» **What needs to be done**: Copy all lines holding the word "your" from the entries.

--

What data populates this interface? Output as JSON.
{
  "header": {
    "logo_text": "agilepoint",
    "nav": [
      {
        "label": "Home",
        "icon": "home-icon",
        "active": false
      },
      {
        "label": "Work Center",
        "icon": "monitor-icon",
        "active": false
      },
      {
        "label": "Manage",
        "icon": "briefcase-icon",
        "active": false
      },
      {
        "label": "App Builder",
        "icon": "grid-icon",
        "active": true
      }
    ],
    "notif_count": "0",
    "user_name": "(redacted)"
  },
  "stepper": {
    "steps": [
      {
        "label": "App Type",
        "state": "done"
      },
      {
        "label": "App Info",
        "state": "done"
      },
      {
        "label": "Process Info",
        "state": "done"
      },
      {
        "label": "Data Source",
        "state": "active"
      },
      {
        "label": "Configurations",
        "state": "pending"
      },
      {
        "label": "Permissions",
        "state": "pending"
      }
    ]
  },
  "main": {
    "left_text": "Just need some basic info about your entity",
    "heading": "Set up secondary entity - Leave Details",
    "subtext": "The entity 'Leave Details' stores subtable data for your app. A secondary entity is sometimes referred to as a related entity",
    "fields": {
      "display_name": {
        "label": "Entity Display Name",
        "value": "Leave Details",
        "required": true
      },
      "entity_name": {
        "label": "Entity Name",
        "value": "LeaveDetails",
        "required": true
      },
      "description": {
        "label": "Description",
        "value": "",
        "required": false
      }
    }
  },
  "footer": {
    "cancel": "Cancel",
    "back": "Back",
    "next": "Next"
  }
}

--

» **Answer to the task**:
    "left_text": "Just need some basic info about your entity",
    "subtext": "The entity 'Leave Details' stores subtable data for your app. A secondary entity is sometimes referred to as a related entity",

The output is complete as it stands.